Stored entries
.....
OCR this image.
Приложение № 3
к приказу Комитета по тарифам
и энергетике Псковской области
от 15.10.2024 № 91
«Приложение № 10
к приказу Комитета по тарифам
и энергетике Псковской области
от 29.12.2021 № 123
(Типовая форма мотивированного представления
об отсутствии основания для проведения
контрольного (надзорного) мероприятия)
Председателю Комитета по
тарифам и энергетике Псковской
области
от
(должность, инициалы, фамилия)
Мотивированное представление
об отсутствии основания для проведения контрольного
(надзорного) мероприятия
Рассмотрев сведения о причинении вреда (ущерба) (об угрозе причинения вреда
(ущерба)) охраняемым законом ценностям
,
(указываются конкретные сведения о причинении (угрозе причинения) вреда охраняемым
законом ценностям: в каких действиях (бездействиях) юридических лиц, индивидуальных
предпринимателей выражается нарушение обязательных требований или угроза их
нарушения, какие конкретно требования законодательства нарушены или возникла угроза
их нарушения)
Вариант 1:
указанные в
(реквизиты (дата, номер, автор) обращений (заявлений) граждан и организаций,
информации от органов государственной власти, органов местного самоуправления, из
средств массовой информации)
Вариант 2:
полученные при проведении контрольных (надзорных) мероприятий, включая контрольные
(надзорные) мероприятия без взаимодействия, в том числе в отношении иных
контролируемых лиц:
.....
Determine how many lines of the data contain the word "мероприятия", and reply with that number only.

3